● Written request:
Nothing other than the lines from the one containing "Read all visible content and emit it as JSON." through the close of the entries below should be printed, each exactly.

Collected data
* * * * * * * * *

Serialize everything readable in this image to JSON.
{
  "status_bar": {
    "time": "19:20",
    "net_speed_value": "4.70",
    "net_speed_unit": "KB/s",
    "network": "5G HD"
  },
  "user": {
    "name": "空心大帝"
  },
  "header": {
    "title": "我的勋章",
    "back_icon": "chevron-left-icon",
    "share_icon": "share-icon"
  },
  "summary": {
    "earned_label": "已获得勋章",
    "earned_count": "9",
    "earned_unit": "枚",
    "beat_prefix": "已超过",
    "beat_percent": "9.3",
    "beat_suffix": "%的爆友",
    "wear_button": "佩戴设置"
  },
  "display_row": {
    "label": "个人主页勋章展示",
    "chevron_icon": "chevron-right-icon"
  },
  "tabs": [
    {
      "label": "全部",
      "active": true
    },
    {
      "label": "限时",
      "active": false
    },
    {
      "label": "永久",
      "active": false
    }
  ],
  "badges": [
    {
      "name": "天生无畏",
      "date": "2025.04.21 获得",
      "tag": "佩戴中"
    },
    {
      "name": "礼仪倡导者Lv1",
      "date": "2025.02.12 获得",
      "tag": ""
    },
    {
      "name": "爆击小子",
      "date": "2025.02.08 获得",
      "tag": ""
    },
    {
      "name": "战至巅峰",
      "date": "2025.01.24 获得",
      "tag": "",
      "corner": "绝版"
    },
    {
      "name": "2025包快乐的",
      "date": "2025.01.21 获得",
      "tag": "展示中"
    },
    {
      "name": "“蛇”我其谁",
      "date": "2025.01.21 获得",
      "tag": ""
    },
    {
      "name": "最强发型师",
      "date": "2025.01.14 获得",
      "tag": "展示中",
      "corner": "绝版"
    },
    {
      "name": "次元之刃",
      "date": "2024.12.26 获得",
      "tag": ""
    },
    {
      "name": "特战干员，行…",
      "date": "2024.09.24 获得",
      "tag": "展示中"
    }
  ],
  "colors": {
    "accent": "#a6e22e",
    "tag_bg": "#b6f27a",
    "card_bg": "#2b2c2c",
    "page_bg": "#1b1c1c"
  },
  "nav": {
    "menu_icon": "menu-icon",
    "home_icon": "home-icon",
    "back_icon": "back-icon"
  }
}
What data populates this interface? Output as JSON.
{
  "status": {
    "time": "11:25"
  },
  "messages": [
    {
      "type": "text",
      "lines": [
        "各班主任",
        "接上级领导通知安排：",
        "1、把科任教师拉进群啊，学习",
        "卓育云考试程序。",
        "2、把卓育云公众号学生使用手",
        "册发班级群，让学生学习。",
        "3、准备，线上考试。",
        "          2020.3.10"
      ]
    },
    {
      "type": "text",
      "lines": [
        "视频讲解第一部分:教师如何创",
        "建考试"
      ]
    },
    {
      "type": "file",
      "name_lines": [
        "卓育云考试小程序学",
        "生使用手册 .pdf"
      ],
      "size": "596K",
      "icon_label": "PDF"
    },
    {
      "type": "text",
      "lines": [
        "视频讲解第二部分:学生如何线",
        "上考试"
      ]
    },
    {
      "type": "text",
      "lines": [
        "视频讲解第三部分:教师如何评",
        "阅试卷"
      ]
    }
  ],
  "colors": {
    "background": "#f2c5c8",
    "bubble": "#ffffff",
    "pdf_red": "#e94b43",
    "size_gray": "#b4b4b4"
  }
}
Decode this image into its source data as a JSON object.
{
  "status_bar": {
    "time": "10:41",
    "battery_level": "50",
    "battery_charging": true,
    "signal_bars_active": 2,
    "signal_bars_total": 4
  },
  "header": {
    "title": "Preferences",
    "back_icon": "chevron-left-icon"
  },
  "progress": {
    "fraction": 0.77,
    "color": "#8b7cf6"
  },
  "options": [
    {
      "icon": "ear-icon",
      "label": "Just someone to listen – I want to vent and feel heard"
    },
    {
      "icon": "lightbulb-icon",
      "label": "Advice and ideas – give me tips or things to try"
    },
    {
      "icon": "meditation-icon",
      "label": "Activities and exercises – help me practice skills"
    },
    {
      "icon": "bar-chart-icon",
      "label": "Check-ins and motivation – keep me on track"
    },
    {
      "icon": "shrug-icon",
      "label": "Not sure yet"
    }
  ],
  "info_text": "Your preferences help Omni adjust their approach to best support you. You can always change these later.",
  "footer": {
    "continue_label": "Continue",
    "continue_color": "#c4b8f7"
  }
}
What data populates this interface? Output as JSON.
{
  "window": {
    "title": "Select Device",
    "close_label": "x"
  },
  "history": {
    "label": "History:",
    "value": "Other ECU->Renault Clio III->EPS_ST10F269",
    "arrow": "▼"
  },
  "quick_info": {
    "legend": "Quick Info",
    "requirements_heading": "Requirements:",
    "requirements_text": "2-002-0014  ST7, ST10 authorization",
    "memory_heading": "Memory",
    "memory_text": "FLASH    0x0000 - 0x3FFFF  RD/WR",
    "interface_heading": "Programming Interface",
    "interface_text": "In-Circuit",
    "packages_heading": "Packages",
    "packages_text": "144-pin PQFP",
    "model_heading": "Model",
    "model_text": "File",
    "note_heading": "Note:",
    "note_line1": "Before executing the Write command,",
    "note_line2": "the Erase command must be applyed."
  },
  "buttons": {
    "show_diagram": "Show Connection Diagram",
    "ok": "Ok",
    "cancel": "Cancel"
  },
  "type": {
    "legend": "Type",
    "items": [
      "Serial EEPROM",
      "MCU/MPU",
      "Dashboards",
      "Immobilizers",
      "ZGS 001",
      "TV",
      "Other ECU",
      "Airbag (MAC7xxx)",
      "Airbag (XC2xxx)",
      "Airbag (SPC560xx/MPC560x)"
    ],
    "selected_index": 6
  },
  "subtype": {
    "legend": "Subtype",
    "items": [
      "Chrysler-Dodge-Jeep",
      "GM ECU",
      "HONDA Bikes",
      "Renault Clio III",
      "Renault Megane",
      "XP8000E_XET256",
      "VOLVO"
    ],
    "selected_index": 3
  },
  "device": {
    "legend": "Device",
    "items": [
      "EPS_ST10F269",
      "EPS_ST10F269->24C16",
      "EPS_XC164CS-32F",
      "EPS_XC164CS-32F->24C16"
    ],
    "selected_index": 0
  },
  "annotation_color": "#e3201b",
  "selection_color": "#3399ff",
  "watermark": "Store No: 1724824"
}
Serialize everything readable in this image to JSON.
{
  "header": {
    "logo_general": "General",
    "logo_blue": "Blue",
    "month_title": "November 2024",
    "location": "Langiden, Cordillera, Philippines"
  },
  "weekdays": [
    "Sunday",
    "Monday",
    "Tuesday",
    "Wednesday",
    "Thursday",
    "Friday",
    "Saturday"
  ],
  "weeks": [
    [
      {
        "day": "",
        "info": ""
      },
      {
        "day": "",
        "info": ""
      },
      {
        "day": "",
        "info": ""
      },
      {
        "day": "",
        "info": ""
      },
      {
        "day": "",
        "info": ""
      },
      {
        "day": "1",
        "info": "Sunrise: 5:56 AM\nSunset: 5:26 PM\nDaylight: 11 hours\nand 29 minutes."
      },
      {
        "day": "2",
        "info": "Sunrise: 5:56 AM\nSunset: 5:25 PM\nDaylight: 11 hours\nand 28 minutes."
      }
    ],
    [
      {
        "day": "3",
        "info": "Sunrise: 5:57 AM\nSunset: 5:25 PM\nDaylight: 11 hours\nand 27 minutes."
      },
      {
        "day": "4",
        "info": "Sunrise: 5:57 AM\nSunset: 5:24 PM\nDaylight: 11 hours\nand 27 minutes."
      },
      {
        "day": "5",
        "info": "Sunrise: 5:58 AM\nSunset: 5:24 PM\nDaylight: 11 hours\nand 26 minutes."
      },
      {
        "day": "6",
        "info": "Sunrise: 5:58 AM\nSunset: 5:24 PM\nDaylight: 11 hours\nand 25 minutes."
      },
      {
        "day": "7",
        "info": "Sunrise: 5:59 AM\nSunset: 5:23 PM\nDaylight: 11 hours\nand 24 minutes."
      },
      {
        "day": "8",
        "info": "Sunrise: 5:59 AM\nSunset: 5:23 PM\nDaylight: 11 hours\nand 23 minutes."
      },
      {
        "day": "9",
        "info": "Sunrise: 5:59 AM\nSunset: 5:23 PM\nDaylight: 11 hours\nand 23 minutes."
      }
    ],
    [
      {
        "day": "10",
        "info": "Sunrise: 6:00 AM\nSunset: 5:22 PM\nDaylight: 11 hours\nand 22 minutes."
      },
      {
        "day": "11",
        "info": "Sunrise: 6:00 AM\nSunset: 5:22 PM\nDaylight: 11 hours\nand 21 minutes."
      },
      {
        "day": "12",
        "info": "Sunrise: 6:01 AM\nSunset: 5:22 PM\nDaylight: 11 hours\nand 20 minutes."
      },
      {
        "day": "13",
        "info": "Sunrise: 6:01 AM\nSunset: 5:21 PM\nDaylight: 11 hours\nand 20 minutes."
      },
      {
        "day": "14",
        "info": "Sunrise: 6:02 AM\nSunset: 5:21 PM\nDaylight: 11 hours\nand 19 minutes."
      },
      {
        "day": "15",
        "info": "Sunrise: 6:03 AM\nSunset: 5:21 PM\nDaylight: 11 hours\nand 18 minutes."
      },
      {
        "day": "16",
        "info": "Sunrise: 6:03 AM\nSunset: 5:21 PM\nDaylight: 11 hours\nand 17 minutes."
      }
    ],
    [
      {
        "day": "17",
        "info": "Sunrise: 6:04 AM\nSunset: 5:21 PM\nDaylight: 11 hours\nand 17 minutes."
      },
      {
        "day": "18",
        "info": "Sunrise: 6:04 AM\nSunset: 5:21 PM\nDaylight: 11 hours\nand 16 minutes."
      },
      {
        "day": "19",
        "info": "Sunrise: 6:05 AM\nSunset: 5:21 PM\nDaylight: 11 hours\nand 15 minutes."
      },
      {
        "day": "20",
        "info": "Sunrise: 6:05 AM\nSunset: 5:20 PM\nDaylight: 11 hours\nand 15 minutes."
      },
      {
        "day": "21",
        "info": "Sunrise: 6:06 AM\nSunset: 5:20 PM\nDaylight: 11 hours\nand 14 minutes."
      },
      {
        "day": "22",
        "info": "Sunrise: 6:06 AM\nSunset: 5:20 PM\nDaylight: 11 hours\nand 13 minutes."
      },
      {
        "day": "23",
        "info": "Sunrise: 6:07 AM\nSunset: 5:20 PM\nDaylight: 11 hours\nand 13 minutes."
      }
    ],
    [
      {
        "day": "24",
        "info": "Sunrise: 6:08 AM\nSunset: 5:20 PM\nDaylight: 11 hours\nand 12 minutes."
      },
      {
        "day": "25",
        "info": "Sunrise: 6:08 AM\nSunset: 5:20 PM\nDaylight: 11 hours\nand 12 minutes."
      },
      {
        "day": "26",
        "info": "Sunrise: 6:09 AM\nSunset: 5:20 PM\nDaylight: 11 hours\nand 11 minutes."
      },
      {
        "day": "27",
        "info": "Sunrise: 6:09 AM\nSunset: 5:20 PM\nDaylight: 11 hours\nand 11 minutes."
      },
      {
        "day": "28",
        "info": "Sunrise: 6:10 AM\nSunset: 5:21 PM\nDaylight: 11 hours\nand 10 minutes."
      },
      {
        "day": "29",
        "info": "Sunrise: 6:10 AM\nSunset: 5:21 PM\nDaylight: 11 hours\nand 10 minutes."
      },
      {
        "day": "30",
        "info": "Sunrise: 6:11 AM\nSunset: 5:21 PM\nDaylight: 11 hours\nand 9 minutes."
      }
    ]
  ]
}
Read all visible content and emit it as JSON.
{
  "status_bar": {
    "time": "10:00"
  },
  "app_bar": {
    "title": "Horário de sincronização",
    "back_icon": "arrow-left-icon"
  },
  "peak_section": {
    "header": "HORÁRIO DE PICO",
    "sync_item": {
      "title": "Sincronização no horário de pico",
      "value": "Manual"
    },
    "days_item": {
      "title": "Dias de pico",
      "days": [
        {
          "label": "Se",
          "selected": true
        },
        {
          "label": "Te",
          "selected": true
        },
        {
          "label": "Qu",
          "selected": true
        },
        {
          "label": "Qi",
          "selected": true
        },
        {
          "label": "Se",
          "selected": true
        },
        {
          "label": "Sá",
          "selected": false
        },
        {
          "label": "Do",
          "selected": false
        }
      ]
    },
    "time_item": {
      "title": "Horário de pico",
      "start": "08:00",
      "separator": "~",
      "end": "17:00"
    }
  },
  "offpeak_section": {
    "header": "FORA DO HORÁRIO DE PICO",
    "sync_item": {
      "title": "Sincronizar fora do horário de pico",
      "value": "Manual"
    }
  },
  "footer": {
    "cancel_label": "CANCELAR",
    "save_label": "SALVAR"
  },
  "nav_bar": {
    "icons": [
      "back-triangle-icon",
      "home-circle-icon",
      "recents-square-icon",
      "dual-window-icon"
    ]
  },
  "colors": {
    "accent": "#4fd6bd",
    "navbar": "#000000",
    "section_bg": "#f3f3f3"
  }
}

* * * * * * * * *

● Answer for the task:
Read all visible content and emit it as JSON.
{
  "status_bar": {
    "time": "10:00"
  },
  "app_bar": {
    "title": "Horário de sincronização",
    "back_icon": "arrow-left-icon"
  },
  "peak_section": {
    "header": "HORÁRIO DE PICO",
    "sync_item": {
      "title": "Sincronização no horário de pico",
      "value": "Manual"
    },
    "days_item": {
      "title": "Dias de pico",
      "days": [
        {
          "label": "Se",
          "selected": true
        },
        {
          "label": "Te",
          "selected": true
        },
        {
          "label": "Qu",
          "selected": true
        },
        {
          "label": "Qi",
          "selected": true
        },
        {
          "label": "Se",
          "selected": true
        },
        {
          "label": "Sá",
          "selected": false
        },
        {
          "label": "Do",
          "selected": false
        }
      ]
    },
    "time_item": {
      "title": "Horário de pico",
      "start": "08:00",
      "separator": "~",
      "end": "17:00"
    }
  },
  "offpeak_section": {
    "header": "FORA DO HORÁRIO DE PICO",
    "sync_item": {
      "title": "Sincronizar fora do horário de pico",
      "value": "Manual"
    }
  },
  "footer": {
    "cancel_label": "CANCELAR",
    "save_label": "SALVAR"
  },
  "nav_bar": {
    "icons": [
      "back-triangle-icon",
      "home-circle-icon",
      "recents-square-icon",
      "dual-window-icon"
    ]
  },
  "colors": {
    "accent": "#4fd6bd",
    "navbar": "#000000",
    "section_bg": "#f3f3f3"
  }
}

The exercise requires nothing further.